▸ EXERCISE OBJECTIVE
Continue the commentary on the BJP's caste and communal politics from its final sentence.

▸ READING PASSAGE
────

The politics of communal and caste polarisation, relentlessly pursued by the BJP from the time it came to power on its own in 2014, is now recoiling on itself. First, the party’s UP Vice-President Dayashankar Singh had to be expelled for his obscene comment in public that Mayawati, the Dalit leader and BSP supremo, was ‘worse than a prostitute’. Even if the so-called expulsion was meant for public consumption in a poll-bound State, it failed to cut any ice with the Dalit community not only in UP but the country as a whole.

Then came the flogging of seven members of a Dalit family in full public view at Una in the Gir Sommnath district of Modi’s Gujaratfor skinning a dead cow. It is the family profession of these people. They were falsely accused of skinning a living cow. The falsity of the charge was exposed in no time but the self-appointed vigilantes of the gau raksha samity had neither remorse nor regret. The attempt at suicide by several other Dalits immediately after the flogging incident, added fuel to fire. The State Government, headed by Anandiben Patel, did not react for the first few days. When Dalit anger had exploded in the streets of Gujarat, the State Government seemed to have been taken unawares. It was then that it stirred into action. By then the Muslims had come forward to express their solidarity with the Dalits,

The BJP had already alienated the influential patidar community by coming down heavily upon its movement for inclusion in the OBC category. The leader of the movement, 23-year-old Hardik Patel, was arrested and put behind bars. He was released only last month. By that time the Anandiben Government was in full retreat and had already withdrawn 90 per cent of the cases started in connection with the movement. But it was too little too late. The hot heads of the Sangh Parivar had by then queered the pitch for the BJP in yet another poll-bound State.

────

▸ MATERIAL SUPPLIED
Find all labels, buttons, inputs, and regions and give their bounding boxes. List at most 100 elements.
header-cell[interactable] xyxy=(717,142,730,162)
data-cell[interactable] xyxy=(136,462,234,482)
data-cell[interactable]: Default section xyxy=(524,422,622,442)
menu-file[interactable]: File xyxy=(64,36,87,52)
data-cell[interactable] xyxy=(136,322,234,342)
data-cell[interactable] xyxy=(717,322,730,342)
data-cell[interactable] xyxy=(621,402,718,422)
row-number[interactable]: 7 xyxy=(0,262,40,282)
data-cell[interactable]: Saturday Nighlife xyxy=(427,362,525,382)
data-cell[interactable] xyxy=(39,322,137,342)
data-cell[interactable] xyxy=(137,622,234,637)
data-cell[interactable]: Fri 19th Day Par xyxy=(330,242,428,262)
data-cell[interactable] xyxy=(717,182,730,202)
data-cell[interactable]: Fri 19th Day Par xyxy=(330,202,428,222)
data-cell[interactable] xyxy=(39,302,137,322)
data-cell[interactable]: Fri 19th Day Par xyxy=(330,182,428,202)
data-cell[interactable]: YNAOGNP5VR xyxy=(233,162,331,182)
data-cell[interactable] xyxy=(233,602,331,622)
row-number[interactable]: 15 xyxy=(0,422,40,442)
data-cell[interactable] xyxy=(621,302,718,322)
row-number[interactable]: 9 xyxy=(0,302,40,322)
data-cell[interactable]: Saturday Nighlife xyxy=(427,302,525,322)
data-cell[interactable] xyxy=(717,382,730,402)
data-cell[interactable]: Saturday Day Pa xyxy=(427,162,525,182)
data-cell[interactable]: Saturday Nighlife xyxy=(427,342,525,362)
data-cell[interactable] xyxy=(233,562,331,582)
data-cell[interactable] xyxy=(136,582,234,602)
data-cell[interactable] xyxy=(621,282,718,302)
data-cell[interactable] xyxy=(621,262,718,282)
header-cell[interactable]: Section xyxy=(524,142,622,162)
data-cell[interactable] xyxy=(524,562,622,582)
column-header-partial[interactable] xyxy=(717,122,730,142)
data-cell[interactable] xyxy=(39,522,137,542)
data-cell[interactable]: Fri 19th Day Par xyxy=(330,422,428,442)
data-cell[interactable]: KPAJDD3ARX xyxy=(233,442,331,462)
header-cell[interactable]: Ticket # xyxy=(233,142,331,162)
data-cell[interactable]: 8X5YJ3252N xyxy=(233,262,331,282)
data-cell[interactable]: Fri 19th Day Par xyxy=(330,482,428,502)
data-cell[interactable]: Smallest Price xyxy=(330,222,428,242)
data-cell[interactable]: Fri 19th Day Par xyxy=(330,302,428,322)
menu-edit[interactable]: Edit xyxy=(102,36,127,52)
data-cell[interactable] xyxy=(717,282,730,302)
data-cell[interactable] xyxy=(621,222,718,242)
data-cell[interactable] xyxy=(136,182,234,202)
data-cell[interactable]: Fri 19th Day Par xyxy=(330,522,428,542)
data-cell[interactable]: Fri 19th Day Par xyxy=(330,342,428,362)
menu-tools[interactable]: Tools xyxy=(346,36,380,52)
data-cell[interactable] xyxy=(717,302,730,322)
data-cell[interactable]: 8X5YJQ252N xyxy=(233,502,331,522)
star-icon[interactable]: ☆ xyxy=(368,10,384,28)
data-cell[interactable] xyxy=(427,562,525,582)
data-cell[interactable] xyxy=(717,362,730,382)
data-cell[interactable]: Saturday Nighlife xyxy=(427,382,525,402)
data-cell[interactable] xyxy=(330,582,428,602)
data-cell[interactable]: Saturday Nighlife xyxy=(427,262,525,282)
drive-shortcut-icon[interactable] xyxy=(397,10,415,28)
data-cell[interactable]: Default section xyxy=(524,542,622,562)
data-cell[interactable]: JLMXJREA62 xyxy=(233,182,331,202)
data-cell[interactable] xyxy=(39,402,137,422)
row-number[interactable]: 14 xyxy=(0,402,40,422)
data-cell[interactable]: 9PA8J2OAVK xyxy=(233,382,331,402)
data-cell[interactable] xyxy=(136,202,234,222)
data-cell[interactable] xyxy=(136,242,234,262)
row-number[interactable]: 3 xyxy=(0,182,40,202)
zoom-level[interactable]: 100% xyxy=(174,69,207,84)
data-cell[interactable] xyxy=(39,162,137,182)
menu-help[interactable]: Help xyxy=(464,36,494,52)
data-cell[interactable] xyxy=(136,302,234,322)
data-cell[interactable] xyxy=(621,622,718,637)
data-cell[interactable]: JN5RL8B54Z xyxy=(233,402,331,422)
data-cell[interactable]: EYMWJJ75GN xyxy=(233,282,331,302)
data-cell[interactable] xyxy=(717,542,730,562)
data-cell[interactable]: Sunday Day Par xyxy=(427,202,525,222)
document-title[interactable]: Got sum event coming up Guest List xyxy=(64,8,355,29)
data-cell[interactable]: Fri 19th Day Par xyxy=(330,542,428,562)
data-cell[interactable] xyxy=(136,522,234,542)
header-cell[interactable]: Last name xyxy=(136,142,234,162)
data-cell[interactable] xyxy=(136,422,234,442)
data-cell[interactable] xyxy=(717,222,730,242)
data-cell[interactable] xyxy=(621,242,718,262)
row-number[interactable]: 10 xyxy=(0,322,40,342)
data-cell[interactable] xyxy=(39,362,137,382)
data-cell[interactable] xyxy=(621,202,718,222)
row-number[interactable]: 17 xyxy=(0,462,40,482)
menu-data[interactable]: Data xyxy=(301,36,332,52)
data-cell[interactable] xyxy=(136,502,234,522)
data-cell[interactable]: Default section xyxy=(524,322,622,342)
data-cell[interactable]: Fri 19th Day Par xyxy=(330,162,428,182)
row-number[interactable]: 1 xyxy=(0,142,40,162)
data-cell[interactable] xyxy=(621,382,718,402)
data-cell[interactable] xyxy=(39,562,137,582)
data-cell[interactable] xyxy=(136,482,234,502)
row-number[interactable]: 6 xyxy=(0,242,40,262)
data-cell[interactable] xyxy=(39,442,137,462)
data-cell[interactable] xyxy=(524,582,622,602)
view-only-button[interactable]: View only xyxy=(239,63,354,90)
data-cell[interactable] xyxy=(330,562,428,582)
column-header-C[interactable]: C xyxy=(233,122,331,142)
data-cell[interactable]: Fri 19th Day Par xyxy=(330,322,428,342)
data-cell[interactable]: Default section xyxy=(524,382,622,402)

────

▸ THE RESPONSE
Faced with growing isolation from different sections of the people and fearing a defeat in the coming Assembly elections in a State which it had ruled for fifteen years at a stretch, the BJP started a belated damage control exercise. Chief Minister Anandiben Patel was quietly eased out. Till the time of writing, her successor has not been named, though the possibility of party President Amit Shah himself taking over the responsibility from Anandiben is not being ruled out.

Meanwhile, Defence Minister Manohar Parrikar threatened to ‘teach a lesson’ to actor Aamir Khan for saying some time last year that intolerance was growing in the country. Ironically, Parrikar did not notice that his comment was itself a corroboration of what Khan had said. It is clear that the BJP is indulging in anti-Dalit abuse deliberately as a matter of policy. Close on the heels of Parrikar’s comment, a BJP MLA of Hyderabad, Raja Singh, put out a video on his Facebook page, calling Dalits as galeez or filthy and justifying the flogging of the Dalits at Una. According to him, those who indulge in cow slaughter and take cow meat deserve to be beaten and what had happened at Una was a good thing.

The two-year rule of the BJP has brought Indian democracy face to face with a danger that it has never seen before. The democratic space is shrinking. The freedom of the democratic institutions and constitutional bodies is being constantly eroded. Now the freedom of the higher judiciary is also being sought to be curbed. If the attempt succeeds, the last resort of the people against arbitrary acts of the government will be gone.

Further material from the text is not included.